Images appear in the records below; leave them out and repeat everything else exactly.

-- Start DATA PROVIDED --

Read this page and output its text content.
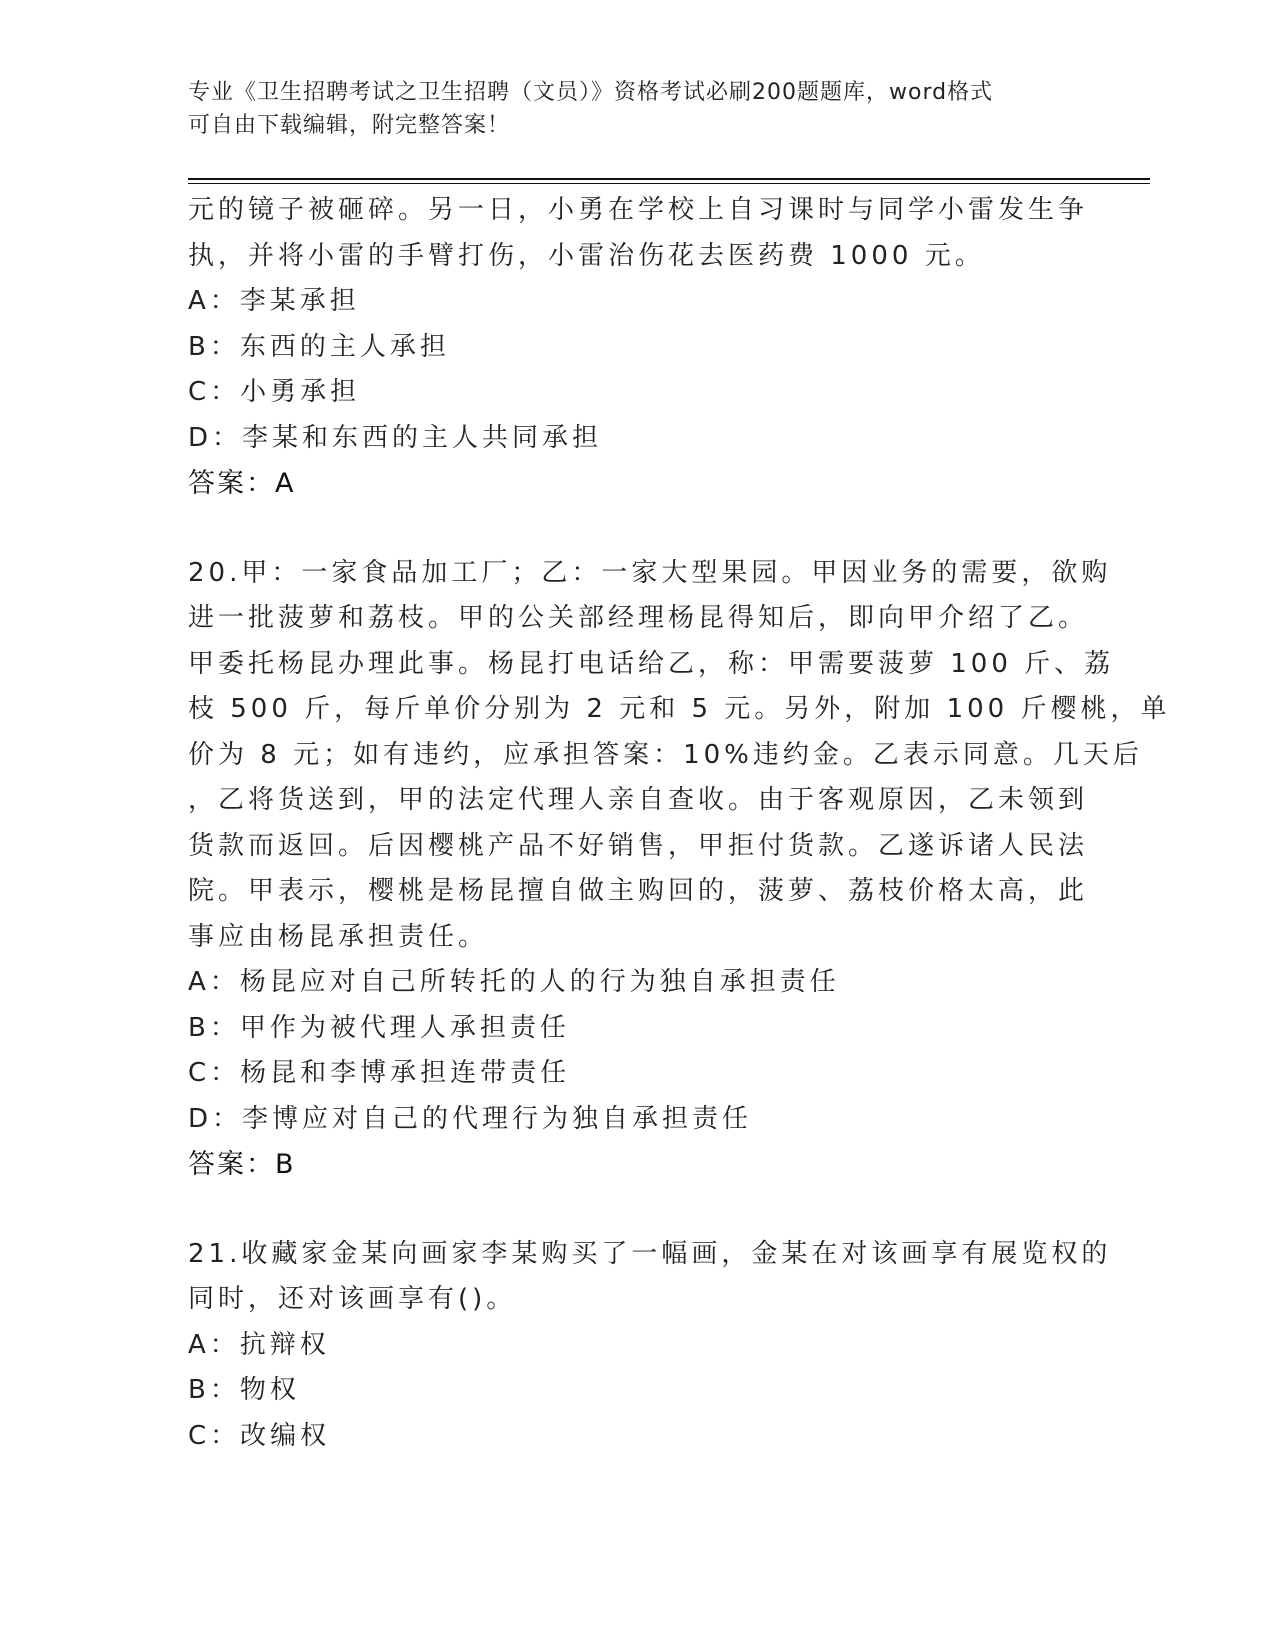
专业《卫生招聘考试之卫生招聘（文员）》资格考试必刷200题题库，word格式
可自由下载编辑，附完整答案！
元的镜子被砸碎。另一日，小勇在学校上自习课时与同学小雷发生争
执，并将小雷的手臂打伤，小雷治伤花去医药费 1000 元。
A：李某承担
B：东西的主人承担
C：小勇承担
D：李某和东西的主人共同承担
答案：A
20.甲：一家食品加工厂；乙：一家大型果园。甲因业务的需要，欲购
进一批菠萝和荔枝。甲的公关部经理杨昆得知后，即向甲介绍了乙。
甲委托杨昆办理此事。杨昆打电话给乙，称：甲需要菠萝 100 斤、荔
枝 500 斤，每斤单价分别为 2 元和 5 元。另外，附加 100 斤樱桃，单
价为 8 元；如有违约，应承担答案：10%违约金。乙表示同意。几天后
，乙将货送到，甲的法定代理人亲自查收。由于客观原因，乙未领到
货款而返回。后因樱桃产品不好销售，甲拒付货款。乙遂诉诸人民法
院。甲表示，樱桃是杨昆擅自做主购回的，菠萝、荔枝价格太高，此
事应由杨昆承担责任。
A：杨昆应对自己所转托的人的行为独自承担责任
B：甲作为被代理人承担责任
C：杨昆和李博承担连带责任
D：李博应对自己的代理行为独自承担责任
答案：B
21.收藏家金某向画家李某购买了一幅画，金某在对该画享有展览权的
同时，还对该画享有()。
A：抗辩权
B：物权
C：改编权
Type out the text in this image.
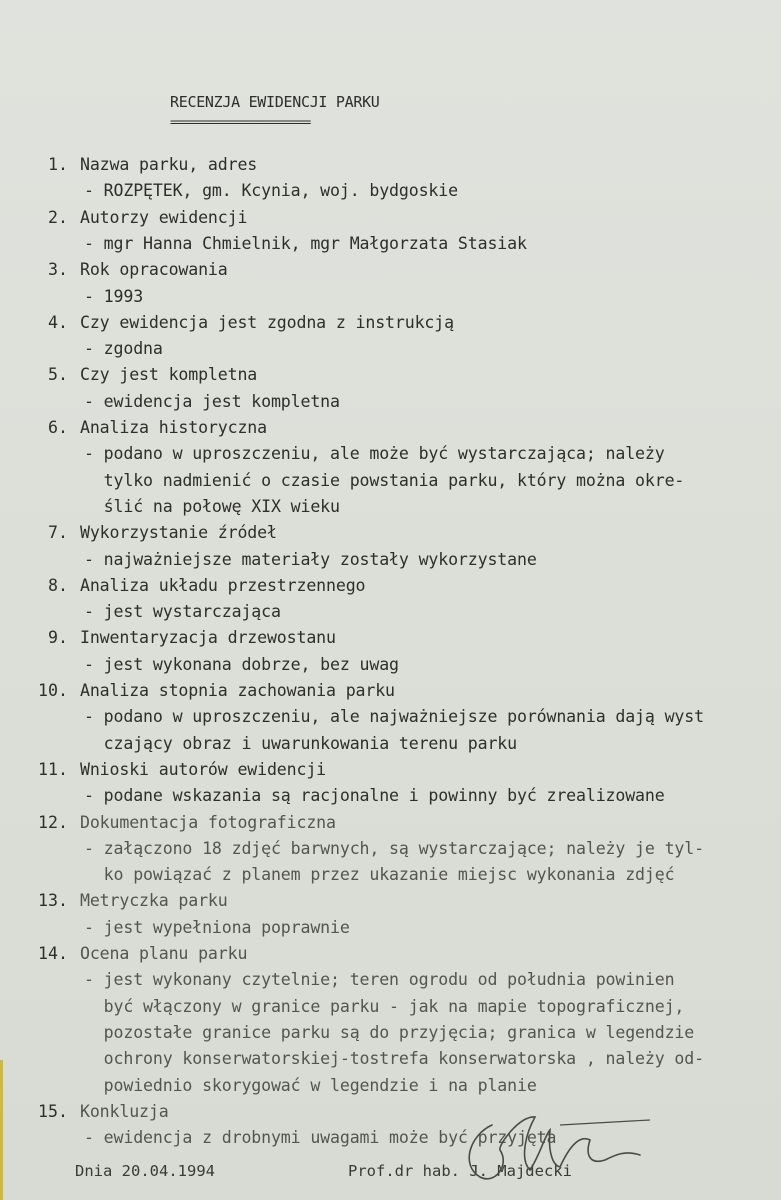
RECENZJA EWIDENCJI PARKU
========================
1. Nazwa parku, adres
- ROZPĘTEK, gm. Kcynia, woj. bydgoskie
2. Autorzy ewidencji
- mgr Hanna Chmielnik, mgr Małgorzata Stasiak
3. Rok opracowania
- 1993
4. Czy ewidencja jest zgodna z instrukcją
- zgodna
5. Czy jest kompletna
- ewidencja jest kompletna
6. Analiza historyczna
- podano w uproszczeniu, ale może być wystarczająca; należy
tylko nadmienić o czasie powstania parku, który można okre-
ślić na połowę XIX wieku
7. Wykorzystanie źródeł
- najważniejsze materiały zostały wykorzystane
8. Analiza układu przestrzennego
- jest wystarczająca
9. Inwentaryzacja drzewostanu
- jest wykonana dobrze, bez uwag
10. Analiza stopnia zachowania parku
- podano w uproszczeniu, ale najważniejsze porównania dają wyst
czający obraz i uwarunkowania terenu parku
11. Wnioski autorów ewidencji
- podane wskazania są racjonalne i powinny być zrealizowane
12. Dokumentacja fotograficzna
- załączono 18 zdjęć barwnych, są wystarczające; należy je tyl-
ko powiązać z planem przez ukazanie miejsc wykonania zdjęć
13. Metryczka parku
- jest wypełniona poprawnie
14. Ocena planu parku
- jest wykonany czytelnie; teren ogrodu od południa powinien
być włączony w granice parku - jak na mapie topograficznej,
pozostałe granice parku są do przyjęcia; granica w legendzie
ochrony konserwatorskiej-tostrefa konserwatorska , należy od-
powiednio skorygować w legendzie i na planie
15. Konkluzja
- ewidencja z drobnymi uwagami może być przyjęta
Dnia 20.04.1994	Prof.dr hab. J. Majdecki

-- End DATA PROVIDED --

*FINISHED ANSWER*.
Read this page and output its text content.
专业《卫生招聘考试之卫生招聘（文员）》资格考试必刷200题题库，word格式
可自由下载编辑，附完整答案！
元的镜子被砸碎。另一日，小勇在学校上自习课时与同学小雷发生争
执，并将小雷的手臂打伤，小雷治伤花去医药费 1000 元。
A：李某承担
B：东西的主人承担
C：小勇承担
D：李某和东西的主人共同承担
答案：A
20.甲：一家食品加工厂；乙：一家大型果园。甲因业务的需要，欲购
进一批菠萝和荔枝。甲的公关部经理杨昆得知后，即向甲介绍了乙。
甲委托杨昆办理此事。杨昆打电话给乙，称：甲需要菠萝 100 斤、荔
枝 500 斤，每斤单价分别为 2 元和 5 元。另外，附加 100 斤樱桃，单
价为 8 元；如有违约，应承担答案：10%违约金。乙表示同意。几天后
，乙将货送到，甲的法定代理人亲自查收。由于客观原因，乙未领到
货款而返回。后因樱桃产品不好销售，甲拒付货款。乙遂诉诸人民法
院。甲表示，樱桃是杨昆擅自做主购回的，菠萝、荔枝价格太高，此
事应由杨昆承担责任。
A：杨昆应对自己所转托的人的行为独自承担责任
B：甲作为被代理人承担责任
C：杨昆和李博承担连带责任
D：李博应对自己的代理行为独自承担责任
答案：B
21.收藏家金某向画家李某购买了一幅画，金某在对该画享有展览权的
同时，还对该画享有()。
A：抗辩权
B：物权
C：改编权
Type out the text in this image.
RECENZJA EWIDENCJI PARKU
========================
1. Nazwa parku, adres
- ROZPĘTEK, gm. Kcynia, woj. bydgoskie
2. Autorzy ewidencji
- mgr Hanna Chmielnik, mgr Małgorzata Stasiak
3. Rok opracowania
- 1993
4. Czy ewidencja jest zgodna z instrukcją
- zgodna
5. Czy jest kompletna
- ewidencja jest kompletna
6. Analiza historyczna
- podano w uproszczeniu, ale może być wystarczająca; należy
tylko nadmienić o czasie powstania parku, który można okre-
ślić na połowę XIX wieku
7. Wykorzystanie źródeł
- najważniejsze materiały zostały wykorzystane
8. Analiza układu przestrzennego
- jest wystarczająca
9. Inwentaryzacja drzewostanu
- jest wykonana dobrze, bez uwag
10. Analiza stopnia zachowania parku
- podano w uproszczeniu, ale najważniejsze porównania dają wyst
czający obraz i uwarunkowania terenu parku
11. Wnioski autorów ewidencji
- podane wskazania są racjonalne i powinny być zrealizowane
12. Dokumentacja fotograficzna
- załączono 18 zdjęć barwnych, są wystarczające; należy je tyl-
ko powiązać z planem przez ukazanie miejsc wykonania zdjęć
13. Metryczka parku
- jest wypełniona poprawnie
14. Ocena planu parku
- jest wykonany czytelnie; teren ogrodu od południa powinien
być włączony w granice parku - jak na mapie topograficznej,
pozostałe granice parku są do przyjęcia; granica w legendzie
ochrony konserwatorskiej-tostrefa konserwatorska , należy od-
powiednio skorygować w legendzie i na planie
15. Konkluzja
- ewidencja z drobnymi uwagami może być przyjęta
Dnia 20.04.1994	Prof.dr hab. J. Majdecki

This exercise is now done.